**Written request**
Would you set down every entry shown below, precisely as written?

## Start Data shown

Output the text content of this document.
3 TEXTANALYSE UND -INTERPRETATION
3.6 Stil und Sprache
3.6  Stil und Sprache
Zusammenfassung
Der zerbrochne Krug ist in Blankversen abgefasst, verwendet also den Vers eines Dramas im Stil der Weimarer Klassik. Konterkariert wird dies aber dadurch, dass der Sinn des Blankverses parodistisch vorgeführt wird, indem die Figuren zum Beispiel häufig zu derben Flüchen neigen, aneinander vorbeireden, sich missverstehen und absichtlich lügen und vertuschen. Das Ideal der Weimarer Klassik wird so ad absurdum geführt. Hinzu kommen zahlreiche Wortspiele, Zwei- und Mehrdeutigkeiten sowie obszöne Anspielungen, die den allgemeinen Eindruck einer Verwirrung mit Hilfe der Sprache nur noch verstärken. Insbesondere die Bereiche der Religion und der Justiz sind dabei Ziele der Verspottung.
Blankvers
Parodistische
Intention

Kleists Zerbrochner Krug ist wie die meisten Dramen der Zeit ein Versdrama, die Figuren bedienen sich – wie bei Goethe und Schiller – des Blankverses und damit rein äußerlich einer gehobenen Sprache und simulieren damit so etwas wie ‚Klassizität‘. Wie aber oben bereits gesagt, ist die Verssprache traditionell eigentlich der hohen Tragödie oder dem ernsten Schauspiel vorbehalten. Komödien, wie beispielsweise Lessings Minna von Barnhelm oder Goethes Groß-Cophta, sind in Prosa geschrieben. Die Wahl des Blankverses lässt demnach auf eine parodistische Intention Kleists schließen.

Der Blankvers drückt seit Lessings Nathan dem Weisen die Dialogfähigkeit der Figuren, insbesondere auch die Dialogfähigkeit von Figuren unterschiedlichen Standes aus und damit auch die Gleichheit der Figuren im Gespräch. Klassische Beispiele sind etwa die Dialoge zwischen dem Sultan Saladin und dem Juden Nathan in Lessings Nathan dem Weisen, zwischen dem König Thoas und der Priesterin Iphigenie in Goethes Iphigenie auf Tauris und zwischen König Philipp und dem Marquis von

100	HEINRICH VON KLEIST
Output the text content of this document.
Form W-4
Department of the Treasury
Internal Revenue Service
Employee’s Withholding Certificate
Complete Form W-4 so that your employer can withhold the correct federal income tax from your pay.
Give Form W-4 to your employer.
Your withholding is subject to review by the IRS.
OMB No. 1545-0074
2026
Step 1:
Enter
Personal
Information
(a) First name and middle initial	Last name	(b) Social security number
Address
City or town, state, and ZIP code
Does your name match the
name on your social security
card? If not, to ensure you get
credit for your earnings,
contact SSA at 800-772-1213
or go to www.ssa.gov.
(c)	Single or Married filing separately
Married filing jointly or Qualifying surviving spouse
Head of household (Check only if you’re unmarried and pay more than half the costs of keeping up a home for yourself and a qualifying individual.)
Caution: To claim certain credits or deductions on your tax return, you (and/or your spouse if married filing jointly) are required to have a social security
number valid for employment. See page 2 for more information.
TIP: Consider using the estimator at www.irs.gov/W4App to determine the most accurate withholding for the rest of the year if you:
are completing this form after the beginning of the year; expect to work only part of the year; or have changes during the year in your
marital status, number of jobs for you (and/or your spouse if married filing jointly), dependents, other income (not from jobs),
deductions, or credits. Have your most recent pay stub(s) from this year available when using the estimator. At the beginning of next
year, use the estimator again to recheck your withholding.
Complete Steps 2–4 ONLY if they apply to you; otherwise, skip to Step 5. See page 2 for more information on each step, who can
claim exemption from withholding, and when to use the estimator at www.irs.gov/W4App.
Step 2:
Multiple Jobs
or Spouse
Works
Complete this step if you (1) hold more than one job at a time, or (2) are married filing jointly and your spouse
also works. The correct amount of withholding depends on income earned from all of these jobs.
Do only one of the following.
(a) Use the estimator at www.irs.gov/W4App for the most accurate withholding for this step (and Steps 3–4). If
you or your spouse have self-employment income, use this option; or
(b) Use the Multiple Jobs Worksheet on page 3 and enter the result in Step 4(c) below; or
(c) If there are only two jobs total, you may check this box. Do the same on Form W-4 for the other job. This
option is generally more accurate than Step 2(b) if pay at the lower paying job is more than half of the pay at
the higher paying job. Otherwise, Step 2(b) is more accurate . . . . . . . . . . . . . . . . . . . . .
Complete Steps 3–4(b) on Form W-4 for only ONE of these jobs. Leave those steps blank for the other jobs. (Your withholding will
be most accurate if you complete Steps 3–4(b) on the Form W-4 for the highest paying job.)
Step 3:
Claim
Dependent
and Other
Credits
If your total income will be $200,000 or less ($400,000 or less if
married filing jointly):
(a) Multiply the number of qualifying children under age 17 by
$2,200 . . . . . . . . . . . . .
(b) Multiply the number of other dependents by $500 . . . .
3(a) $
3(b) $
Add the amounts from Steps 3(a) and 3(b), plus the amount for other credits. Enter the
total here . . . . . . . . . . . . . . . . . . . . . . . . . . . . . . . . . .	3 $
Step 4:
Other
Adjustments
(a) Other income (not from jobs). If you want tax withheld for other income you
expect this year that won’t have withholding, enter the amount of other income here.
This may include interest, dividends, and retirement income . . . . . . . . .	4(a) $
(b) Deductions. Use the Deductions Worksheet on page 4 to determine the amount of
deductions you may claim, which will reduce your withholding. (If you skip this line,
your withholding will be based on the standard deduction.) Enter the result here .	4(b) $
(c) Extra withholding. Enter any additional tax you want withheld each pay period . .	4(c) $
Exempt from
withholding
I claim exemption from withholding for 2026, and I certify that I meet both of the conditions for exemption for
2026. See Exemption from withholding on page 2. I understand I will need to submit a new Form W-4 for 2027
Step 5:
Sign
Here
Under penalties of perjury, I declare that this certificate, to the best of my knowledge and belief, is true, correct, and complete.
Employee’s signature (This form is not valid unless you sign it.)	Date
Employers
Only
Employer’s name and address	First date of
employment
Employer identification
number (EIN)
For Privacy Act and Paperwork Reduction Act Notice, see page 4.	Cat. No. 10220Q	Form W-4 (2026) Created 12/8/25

## End Data shown

**Exercise output**
Output the text content of this document.
3 TEXTANALYSE UND -INTERPRETATION
3.6 Stil und Sprache
3.6  Stil und Sprache
Zusammenfassung
Der zerbrochne Krug ist in Blankversen abgefasst, verwendet also den Vers eines Dramas im Stil der Weimarer Klassik. Konterkariert wird dies aber dadurch, dass der Sinn des Blankverses parodistisch vorgeführt wird, indem die Figuren zum Beispiel häufig zu derben Flüchen neigen, aneinander vorbeireden, sich missverstehen und absichtlich lügen und vertuschen. Das Ideal der Weimarer Klassik wird so ad absurdum geführt. Hinzu kommen zahlreiche Wortspiele, Zwei- und Mehrdeutigkeiten sowie obszöne Anspielungen, die den allgemeinen Eindruck einer Verwirrung mit Hilfe der Sprache nur noch verstärken. Insbesondere die Bereiche der Religion und der Justiz sind dabei Ziele der Verspottung.
Blankvers
Parodistische
Intention

Kleists Zerbrochner Krug ist wie die meisten Dramen der Zeit ein Versdrama, die Figuren bedienen sich – wie bei Goethe und Schiller – des Blankverses und damit rein äußerlich einer gehobenen Sprache und simulieren damit so etwas wie ‚Klassizität‘. Wie aber oben bereits gesagt, ist die Verssprache traditionell eigentlich der hohen Tragödie oder dem ernsten Schauspiel vorbehalten. Komödien, wie beispielsweise Lessings Minna von Barnhelm oder Goethes Groß-Cophta, sind in Prosa geschrieben. Die Wahl des Blankverses lässt demnach auf eine parodistische Intention Kleists schließen.

Der Blankvers drückt seit Lessings Nathan dem Weisen die Dialogfähigkeit der Figuren, insbesondere auch die Dialogfähigkeit von Figuren unterschiedlichen Standes aus und damit auch die Gleichheit der Figuren im Gespräch. Klassische Beispiele sind etwa die Dialoge zwischen dem Sultan Saladin und dem Juden Nathan in Lessings Nathan dem Weisen, zwischen dem König Thoas und der Priesterin Iphigenie in Goethes Iphigenie auf Tauris und zwischen König Philipp und dem Marquis von

100	HEINRICH VON KLEIST
Output the text content of this document.
Form W-4
Department of the Treasury
Internal Revenue Service
Employee’s Withholding Certificate
Complete Form W-4 so that your employer can withhold the correct federal income tax from your pay.
Give Form W-4 to your employer.
Your withholding is subject to review by the IRS.
OMB No. 1545-0074
2026
Step 1:
Enter
Personal
Information
(a) First name and middle initial	Last name	(b) Social security number
Address
City or town, state, and ZIP code
Does your name match the
name on your social security
card? If not, to ensure you get
credit for your earnings,
contact SSA at 800-772-1213
or go to www.ssa.gov.
(c)	Single or Married filing separately
Married filing jointly or Qualifying surviving spouse
Head of household (Check only if you’re unmarried and pay more than half the costs of keeping up a home for yourself and a qualifying individual.)
Caution: To claim certain credits or deductions on your tax return, you (and/or your spouse if married filing jointly) are required to have a social security
number valid for employment. See page 2 for more information.
TIP: Consider using the estimator at www.irs.gov/W4App to determine the most accurate withholding for the rest of the year if you:
are completing this form after the beginning of the year; expect to work only part of the year; or have changes during the year in your
marital status, number of jobs for you (and/or your spouse if married filing jointly), dependents, other income (not from jobs),
deductions, or credits. Have your most recent pay stub(s) from this year available when using the estimator. At the beginning of next
year, use the estimator again to recheck your withholding.
Complete Steps 2–4 ONLY if they apply to you; otherwise, skip to Step 5. See page 2 for more information on each step, who can
claim exemption from withholding, and when to use the estimator at www.irs.gov/W4App.
Step 2:
Multiple Jobs
or Spouse
Works
Complete this step if you (1) hold more than one job at a time, or (2) are married filing jointly and your spouse
also works. The correct amount of withholding depends on income earned from all of these jobs.
Do only one of the following.
(a) Use the estimator at www.irs.gov/W4App for the most accurate withholding for this step (and Steps 3–4). If
you or your spouse have self-employment income, use this option; or
(b) Use the Multiple Jobs Worksheet on page 3 and enter the result in Step 4(c) below; or
(c) If there are only two jobs total, you may check this box. Do the same on Form W-4 for the other job. This
option is generally more accurate than Step 2(b) if pay at the lower paying job is more than half of the pay at
the higher paying job. Otherwise, Step 2(b) is more accurate . . . . . . . . . . . . . . . . . . . . .
Complete Steps 3–4(b) on Form W-4 for only ONE of these jobs. Leave those steps blank for the other jobs. (Your withholding will
be most accurate if you complete Steps 3–4(b) on the Form W-4 for the highest paying job.)
Step 3:
Claim
Dependent
and Other
Credits
If your total income will be $200,000 or less ($400,000 or less if
married filing jointly):
(a) Multiply the number of qualifying children under age 17 by
$2,200 . . . . . . . . . . . . .
(b) Multiply the number of other dependents by $500 . . . .
3(a) $
3(b) $
Add the amounts from Steps 3(a) and 3(b), plus the amount for other credits. Enter the
total here . . . . . . . . . . . . . . . . . . . . . . . . . . . . . . . . . .	3 $
Step 4:
Other
Adjustments
(a) Other income (not from jobs). If you want tax withheld for other income you
expect this year that won’t have withholding, enter the amount of other income here.
This may include interest, dividends, and retirement income . . . . . . . . .	4(a) $
(b) Deductions. Use the Deductions Worksheet on page 4 to determine the amount of
deductions you may claim, which will reduce your withholding. (If you skip this line,
your withholding will be based on the standard deduction.) Enter the result here .	4(b) $
(c) Extra withholding. Enter any additional tax you want withheld each pay period . .	4(c) $
Exempt from
withholding
I claim exemption from withholding for 2026, and I certify that I meet both of the conditions for exemption for
2026. See Exemption from withholding on page 2. I understand I will need to submit a new Form W-4 for 2027
Step 5:
Sign
Here
Under penalties of perjury, I declare that this certificate, to the best of my knowledge and belief, is true, correct, and complete.
Employee’s signature (This form is not valid unless you sign it.)	Date
Employers
Only
Employer’s name and address	First date of
employment
Employer identification
number (EIN)
For Privacy Act and Paperwork Reduction Act Notice, see page 4.	Cat. No. 10220Q	Form W-4 (2026) Created 12/8/25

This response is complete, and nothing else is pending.